Of all the lines in the material, how many contain the word "tokens"? State the number alone.

━━━━━━━━━━━━━━━━

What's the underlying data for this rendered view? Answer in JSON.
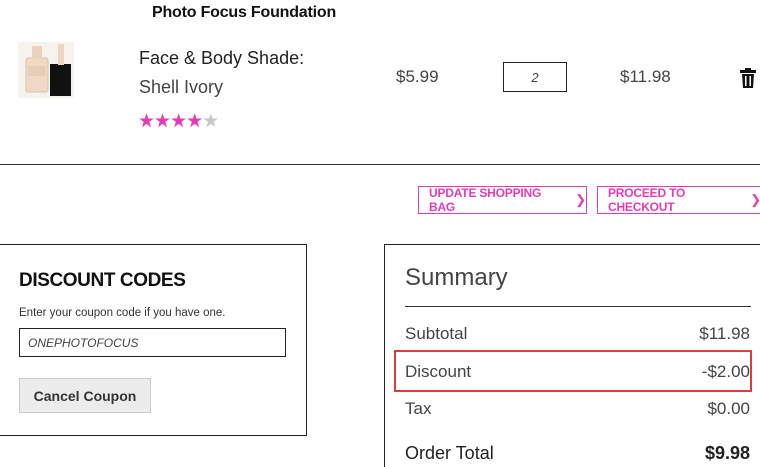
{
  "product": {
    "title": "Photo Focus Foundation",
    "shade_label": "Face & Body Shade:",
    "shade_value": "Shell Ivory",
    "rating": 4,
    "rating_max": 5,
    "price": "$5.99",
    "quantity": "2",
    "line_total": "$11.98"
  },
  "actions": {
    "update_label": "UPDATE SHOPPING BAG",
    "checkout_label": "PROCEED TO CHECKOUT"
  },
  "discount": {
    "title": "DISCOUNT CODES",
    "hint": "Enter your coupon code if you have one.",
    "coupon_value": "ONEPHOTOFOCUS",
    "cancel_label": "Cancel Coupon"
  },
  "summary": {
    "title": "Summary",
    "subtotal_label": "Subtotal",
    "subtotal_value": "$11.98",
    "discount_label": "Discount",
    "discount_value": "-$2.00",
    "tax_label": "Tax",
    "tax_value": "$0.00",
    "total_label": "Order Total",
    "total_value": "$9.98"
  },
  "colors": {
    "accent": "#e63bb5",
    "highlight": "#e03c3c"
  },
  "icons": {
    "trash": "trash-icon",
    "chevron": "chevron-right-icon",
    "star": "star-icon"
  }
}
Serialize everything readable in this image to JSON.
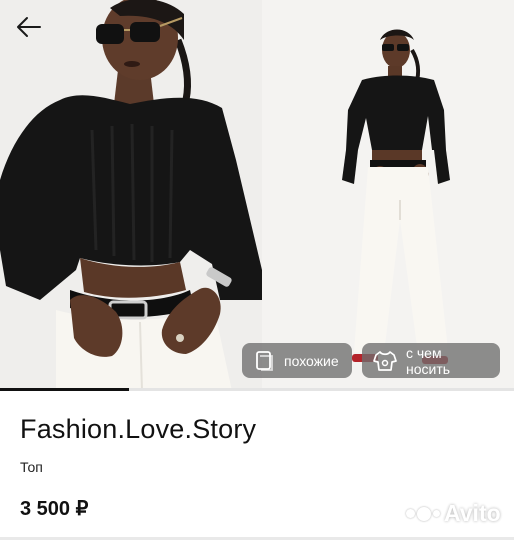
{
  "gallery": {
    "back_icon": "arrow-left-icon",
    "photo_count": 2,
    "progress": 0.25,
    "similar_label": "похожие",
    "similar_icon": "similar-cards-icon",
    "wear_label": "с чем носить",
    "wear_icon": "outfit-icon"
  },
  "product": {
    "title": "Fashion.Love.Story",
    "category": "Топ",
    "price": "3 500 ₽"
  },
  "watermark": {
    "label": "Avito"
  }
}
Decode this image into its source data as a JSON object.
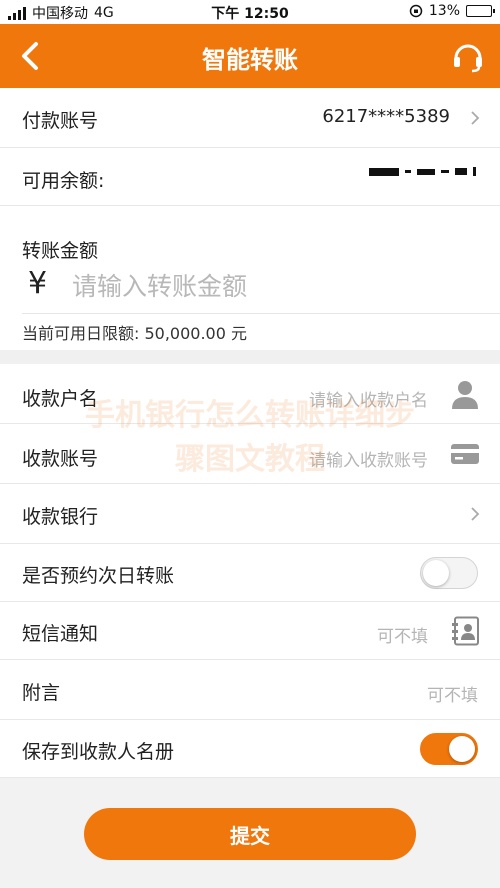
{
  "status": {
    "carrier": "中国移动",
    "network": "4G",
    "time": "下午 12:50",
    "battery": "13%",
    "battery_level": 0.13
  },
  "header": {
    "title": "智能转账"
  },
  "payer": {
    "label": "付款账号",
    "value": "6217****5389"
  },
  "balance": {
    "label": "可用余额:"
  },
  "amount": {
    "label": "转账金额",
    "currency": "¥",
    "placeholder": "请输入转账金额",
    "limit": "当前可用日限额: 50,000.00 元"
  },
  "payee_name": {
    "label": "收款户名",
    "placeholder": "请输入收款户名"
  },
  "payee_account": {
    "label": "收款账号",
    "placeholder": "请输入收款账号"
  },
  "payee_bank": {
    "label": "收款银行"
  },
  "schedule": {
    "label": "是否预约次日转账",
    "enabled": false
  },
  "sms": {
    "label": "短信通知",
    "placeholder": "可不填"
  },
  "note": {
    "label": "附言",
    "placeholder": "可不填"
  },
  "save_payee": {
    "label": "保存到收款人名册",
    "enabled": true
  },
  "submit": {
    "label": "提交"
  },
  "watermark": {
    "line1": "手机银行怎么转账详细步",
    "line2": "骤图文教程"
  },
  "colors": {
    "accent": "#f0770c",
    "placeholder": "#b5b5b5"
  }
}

━━━━━━━━━━━━━━━━

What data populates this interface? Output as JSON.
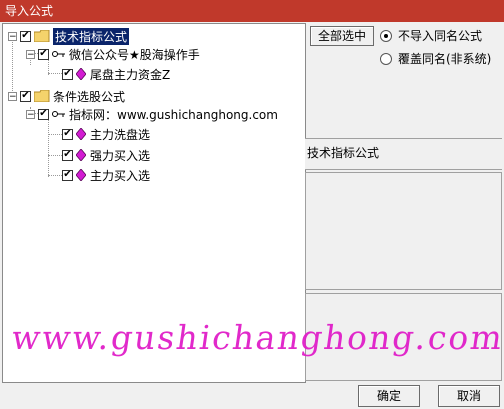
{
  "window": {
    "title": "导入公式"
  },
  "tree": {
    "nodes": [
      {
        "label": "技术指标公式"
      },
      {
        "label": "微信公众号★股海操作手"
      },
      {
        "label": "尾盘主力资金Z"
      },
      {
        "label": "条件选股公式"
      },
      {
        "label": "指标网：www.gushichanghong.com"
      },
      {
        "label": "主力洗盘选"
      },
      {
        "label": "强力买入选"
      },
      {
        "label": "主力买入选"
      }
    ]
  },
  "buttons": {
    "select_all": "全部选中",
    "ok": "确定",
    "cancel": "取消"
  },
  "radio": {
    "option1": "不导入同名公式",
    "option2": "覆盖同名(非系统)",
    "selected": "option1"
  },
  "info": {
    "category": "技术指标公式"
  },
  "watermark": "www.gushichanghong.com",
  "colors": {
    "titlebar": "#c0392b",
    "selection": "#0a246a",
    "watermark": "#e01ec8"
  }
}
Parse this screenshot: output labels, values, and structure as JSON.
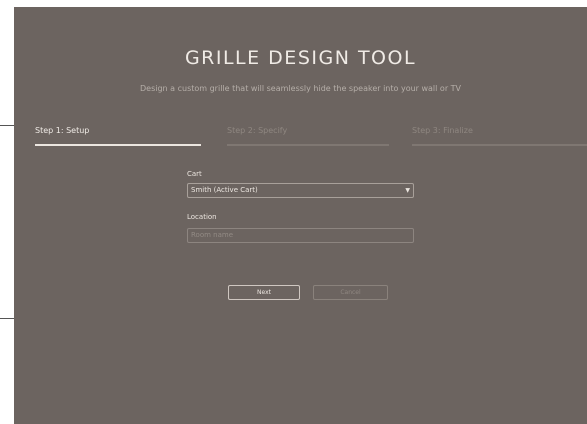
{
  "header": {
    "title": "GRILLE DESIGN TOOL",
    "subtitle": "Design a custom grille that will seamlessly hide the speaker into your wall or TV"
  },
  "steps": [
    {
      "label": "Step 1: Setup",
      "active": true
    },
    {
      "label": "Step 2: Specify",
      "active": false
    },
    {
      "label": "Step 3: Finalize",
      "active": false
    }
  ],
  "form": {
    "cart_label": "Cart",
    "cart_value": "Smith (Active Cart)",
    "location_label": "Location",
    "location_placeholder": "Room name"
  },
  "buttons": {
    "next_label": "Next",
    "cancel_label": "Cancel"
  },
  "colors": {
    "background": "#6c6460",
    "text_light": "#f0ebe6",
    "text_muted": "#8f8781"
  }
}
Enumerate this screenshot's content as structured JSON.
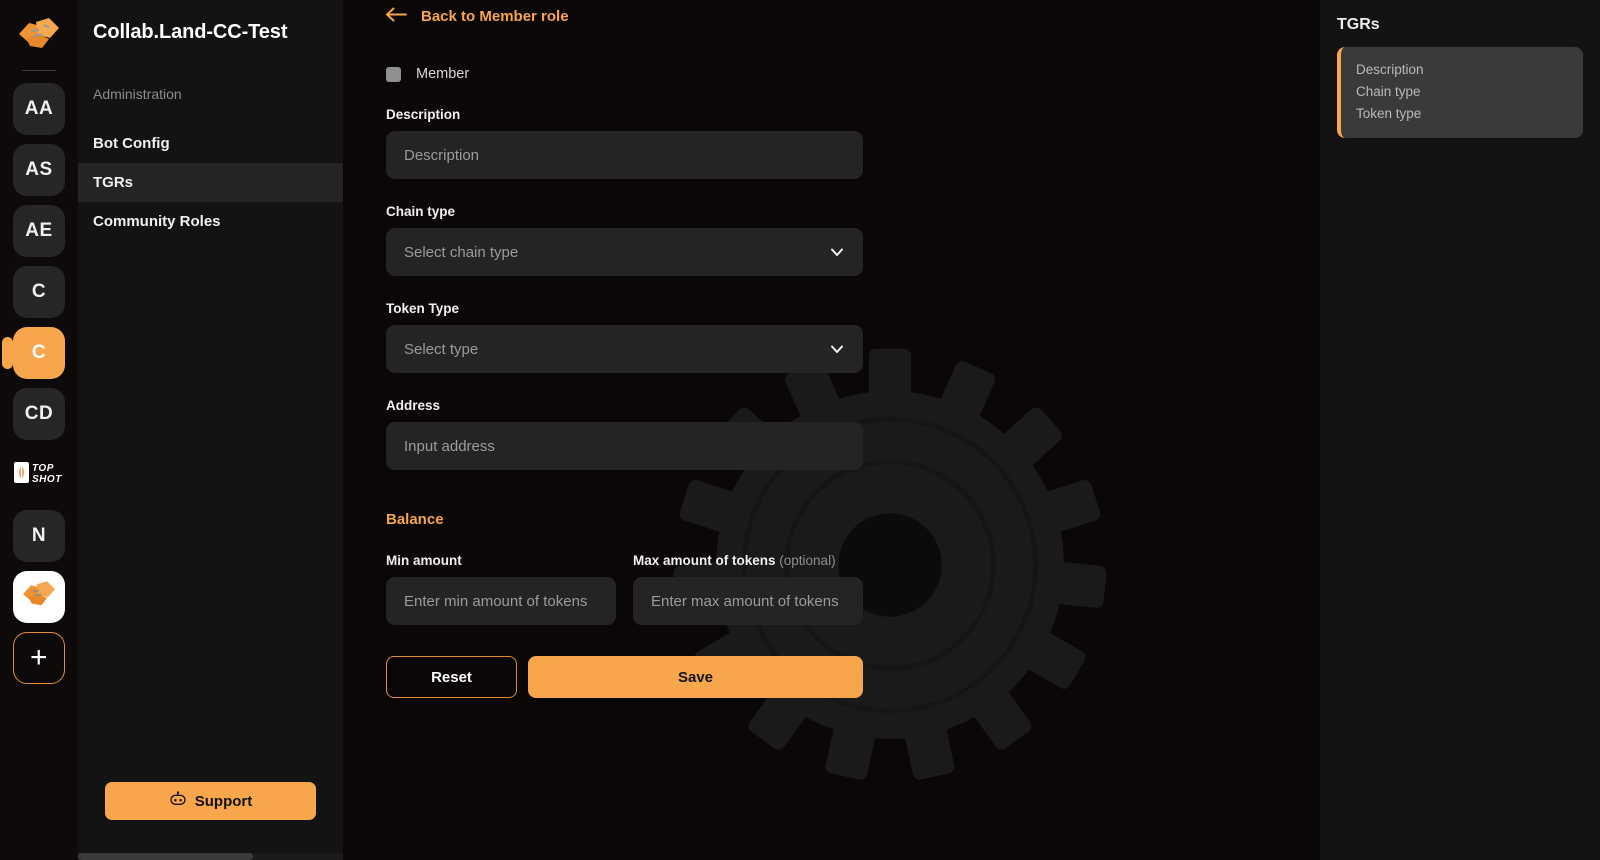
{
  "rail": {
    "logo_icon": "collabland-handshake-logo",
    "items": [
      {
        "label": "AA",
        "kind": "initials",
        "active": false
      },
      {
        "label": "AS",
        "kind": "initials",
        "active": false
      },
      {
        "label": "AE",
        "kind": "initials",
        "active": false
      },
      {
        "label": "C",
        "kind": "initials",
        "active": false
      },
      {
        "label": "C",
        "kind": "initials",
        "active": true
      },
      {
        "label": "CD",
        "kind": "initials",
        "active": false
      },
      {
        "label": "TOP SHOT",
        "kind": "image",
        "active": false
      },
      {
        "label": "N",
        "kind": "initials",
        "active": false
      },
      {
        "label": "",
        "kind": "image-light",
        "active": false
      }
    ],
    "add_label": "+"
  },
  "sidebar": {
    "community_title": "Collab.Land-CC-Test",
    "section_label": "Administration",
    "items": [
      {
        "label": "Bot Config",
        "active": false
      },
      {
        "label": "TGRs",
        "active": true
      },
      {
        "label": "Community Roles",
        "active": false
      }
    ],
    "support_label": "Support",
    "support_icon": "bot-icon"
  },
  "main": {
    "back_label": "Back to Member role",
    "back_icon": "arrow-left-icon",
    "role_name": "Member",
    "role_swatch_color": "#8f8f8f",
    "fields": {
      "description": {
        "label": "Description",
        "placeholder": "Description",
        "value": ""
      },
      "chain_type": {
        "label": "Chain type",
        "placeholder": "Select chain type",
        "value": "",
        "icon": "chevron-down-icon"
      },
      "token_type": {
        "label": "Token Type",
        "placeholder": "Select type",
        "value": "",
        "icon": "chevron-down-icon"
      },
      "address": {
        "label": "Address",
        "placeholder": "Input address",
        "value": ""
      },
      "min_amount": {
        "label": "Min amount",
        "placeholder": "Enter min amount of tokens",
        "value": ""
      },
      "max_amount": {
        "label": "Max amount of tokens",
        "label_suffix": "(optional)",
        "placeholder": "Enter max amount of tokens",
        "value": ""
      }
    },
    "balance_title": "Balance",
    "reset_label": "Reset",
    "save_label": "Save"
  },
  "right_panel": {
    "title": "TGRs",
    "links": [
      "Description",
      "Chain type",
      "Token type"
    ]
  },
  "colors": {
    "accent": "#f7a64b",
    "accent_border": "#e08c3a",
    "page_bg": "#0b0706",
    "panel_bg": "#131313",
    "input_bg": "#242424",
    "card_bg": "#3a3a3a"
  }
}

━━━━━━━━━━━━━━━━

▸ Task solution
3